● **WHAT NEEDS TO BE DONE**
Could you repeat the records below exactly, leaving out any pictures?
# # # # # # #
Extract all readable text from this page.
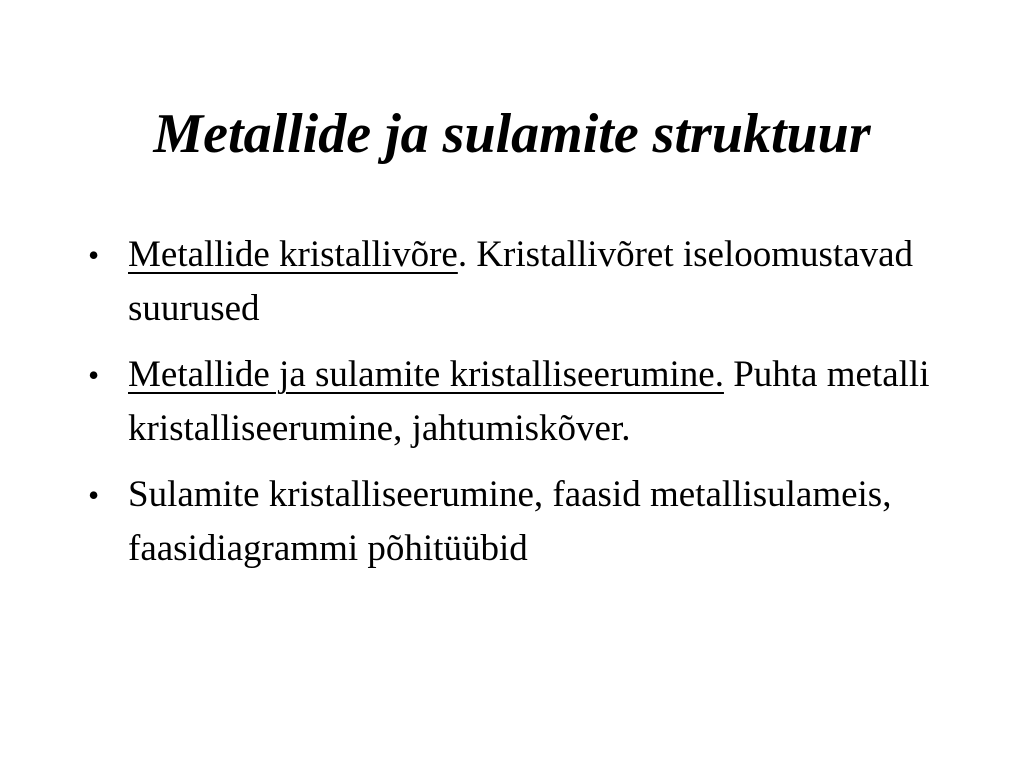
Metallide ja sulamite struktuur
• Metallide kristallivõre. Kristallivõret iseloomustavad suurused
• Metallide ja sulamite kristalliseerumine. Puhta metalli kristalliseerumine, jahtumiskõver.
• Sulamite kristalliseerumine, faasid metallisulameis, faasidiagrammi põhitüübid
# # # # # # #
● **EXERCISE RESULT**
Extract all readable text from this page.
Metallide ja sulamite struktuur
• Metallide kristallivõre. Kristallivõret iseloomustavad suurused
• Metallide ja sulamite kristalliseerumine. Puhta metalli kristalliseerumine, jahtumiskõver.
• Sulamite kristalliseerumine, faasid metallisulameis, faasidiagrammi põhitüübid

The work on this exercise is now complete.